— start DATA FOR THIS EXERCISE —
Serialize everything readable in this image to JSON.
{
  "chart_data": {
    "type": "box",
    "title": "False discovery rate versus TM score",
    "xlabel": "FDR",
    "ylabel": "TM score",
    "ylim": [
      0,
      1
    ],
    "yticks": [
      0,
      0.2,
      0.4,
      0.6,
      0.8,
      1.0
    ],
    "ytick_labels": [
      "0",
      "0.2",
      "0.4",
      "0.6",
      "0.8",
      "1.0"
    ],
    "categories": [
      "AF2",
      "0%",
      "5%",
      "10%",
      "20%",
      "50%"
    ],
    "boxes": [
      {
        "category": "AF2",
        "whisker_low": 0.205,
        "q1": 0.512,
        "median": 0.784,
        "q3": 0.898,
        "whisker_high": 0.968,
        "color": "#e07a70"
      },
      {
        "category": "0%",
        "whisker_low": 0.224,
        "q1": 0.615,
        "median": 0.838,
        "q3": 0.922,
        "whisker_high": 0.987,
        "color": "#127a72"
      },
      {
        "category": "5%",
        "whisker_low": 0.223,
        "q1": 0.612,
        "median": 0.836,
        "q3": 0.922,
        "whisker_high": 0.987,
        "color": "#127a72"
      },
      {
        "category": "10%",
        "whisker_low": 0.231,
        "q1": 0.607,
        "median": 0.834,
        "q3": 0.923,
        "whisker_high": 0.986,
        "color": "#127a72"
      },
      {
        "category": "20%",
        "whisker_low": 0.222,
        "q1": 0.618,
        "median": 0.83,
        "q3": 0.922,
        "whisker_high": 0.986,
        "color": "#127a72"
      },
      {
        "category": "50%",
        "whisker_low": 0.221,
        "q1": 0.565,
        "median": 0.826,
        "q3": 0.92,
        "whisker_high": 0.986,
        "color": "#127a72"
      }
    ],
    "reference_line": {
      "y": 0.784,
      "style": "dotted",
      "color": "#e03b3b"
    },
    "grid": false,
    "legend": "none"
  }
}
— end DATA FOR THIS EXERCISE —
YOUR INSTRUCTIONS —
Going through the lines above one by one, tally those with the word "score" and give only the total.

EXERCISE RESPONSE —
2